* Work to be completed *
Every entry below should be repeated exactly; the pictures should not.

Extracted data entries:
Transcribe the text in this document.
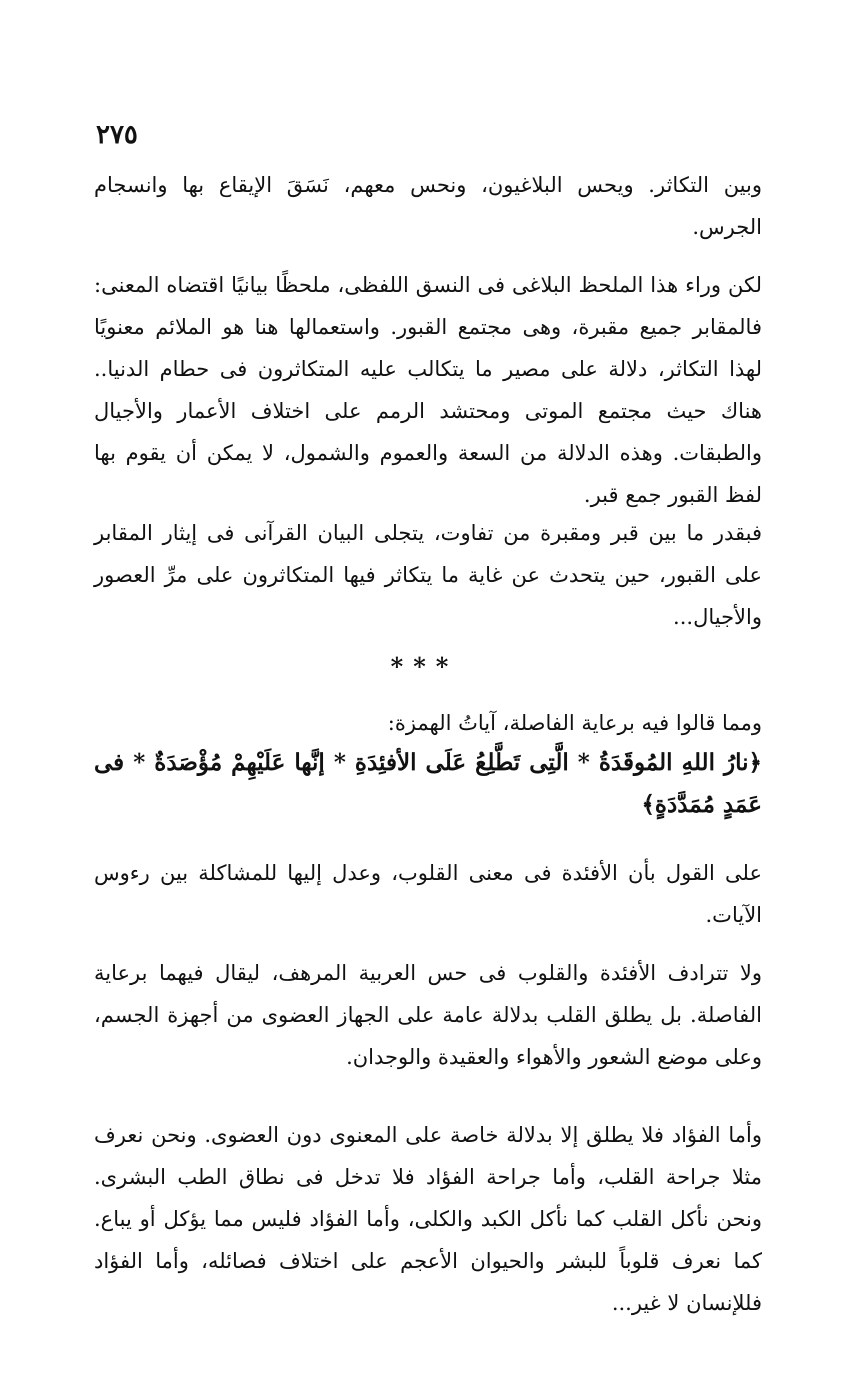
٢٧٥

وبين التكاثر. ويحس البلاغيون، ونحس معهم، نَسَقَ الإيقاع بها وانسجام الجرس.

لكن وراء هذا الملحظ البلاغى فى النسق اللفظى، ملحظًا بيانيًا اقتضاه المعنى: فالمقابر جميع مقبرة، وهى مجتمع القبور. واستعمالها هنا هو الملائم معنويًا لهذا التكاثر، دلالة على مصير ما يتكالب عليه المتكاثرون فى حطام الدنيا.. هناك حيث مجتمع الموتى ومحتشد الرمم على اختلاف الأعمار والأجيال والطبقات. وهذه الدلالة من السعة والعموم والشمول، لا يمكن أن يقوم بها لفظ القبور جمع قبر.

فبقدر ما بين قبر ومقبرة من تفاوت، يتجلى البيان القرآنى فى إيثار المقابر على القبور، حين يتحدث عن غاية ما يتكاثر فيها المتكاثرون على مرِّ العصور والأجيال...

***

ومما قالوا فيه برعاية الفاصلة، آياتُ الهمزة:

﴿نارُ اللهِ المُوقَدَةُ * الَّتِى تَطَّلِعُ عَلَى الأفئِدَةِ * إنَّها عَلَيْهِمْ مُؤْصَدَةٌ * فى عَمَدٍ مُمَدَّدَةٍ﴾

على القول بأن الأفئدة فى معنى القلوب، وعدل إليها للمشاكلة بين رءوس الآيات.

ولا تترادف الأفئدة والقلوب فى حس العربية المرهف، ليقال فيهما برعاية الفاصلة. بل يطلق القلب بدلالة عامة على الجهاز العضوى من أجهزة الجسم، وعلى موضع الشعور والأهواء والعقيدة والوجدان.

وأما الفؤاد فلا يطلق إلا بدلالة خاصة على المعنوى دون العضوى. ونحن نعرف مثلا جراحة القلب، وأما جراحة الفؤاد فلا تدخل فى نطاق الطب البشرى. ونحن نأكل القلب كما نأكل الكبد والكلى، وأما الفؤاد فليس مما يؤكل أو يباع. كما نعرف قلوباً للبشر والحيوان الأعجم على اختلاف فصائله، وأما الفؤاد فللإنسان لا غير...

* Reply to the task *
Transcribe the text in this document.
٢٧٥

وبين التكاثر. ويحس البلاغيون، ونحس معهم، نَسَقَ الإيقاع بها وانسجام الجرس.

لكن وراء هذا الملحظ البلاغى فى النسق اللفظى، ملحظًا بيانيًا اقتضاه المعنى: فالمقابر جميع مقبرة، وهى مجتمع القبور. واستعمالها هنا هو الملائم معنويًا لهذا التكاثر، دلالة على مصير ما يتكالب عليه المتكاثرون فى حطام الدنيا.. هناك حيث مجتمع الموتى ومحتشد الرمم على اختلاف الأعمار والأجيال والطبقات. وهذه الدلالة من السعة والعموم والشمول، لا يمكن أن يقوم بها لفظ القبور جمع قبر.

فبقدر ما بين قبر ومقبرة من تفاوت، يتجلى البيان القرآنى فى إيثار المقابر على القبور، حين يتحدث عن غاية ما يتكاثر فيها المتكاثرون على مرِّ العصور والأجيال...

***

ومما قالوا فيه برعاية الفاصلة، آياتُ الهمزة:

﴿نارُ اللهِ المُوقَدَةُ * الَّتِى تَطَّلِعُ عَلَى الأفئِدَةِ * إنَّها عَلَيْهِمْ مُؤْصَدَةٌ * فى عَمَدٍ مُمَدَّدَةٍ﴾

على القول بأن الأفئدة فى معنى القلوب، وعدل إليها للمشاكلة بين رءوس الآيات.

ولا تترادف الأفئدة والقلوب فى حس العربية المرهف، ليقال فيهما برعاية الفاصلة. بل يطلق القلب بدلالة عامة على الجهاز العضوى من أجهزة الجسم، وعلى موضع الشعور والأهواء والعقيدة والوجدان.

وأما الفؤاد فلا يطلق إلا بدلالة خاصة على المعنوى دون العضوى. ونحن نعرف مثلا جراحة القلب، وأما جراحة الفؤاد فلا تدخل فى نطاق الطب البشرى. ونحن نأكل القلب كما نأكل الكبد والكلى، وأما الفؤاد فليس مما يؤكل أو يباع. كما نعرف قلوباً للبشر والحيوان الأعجم على اختلاف فصائله، وأما الفؤاد فللإنسان لا غير...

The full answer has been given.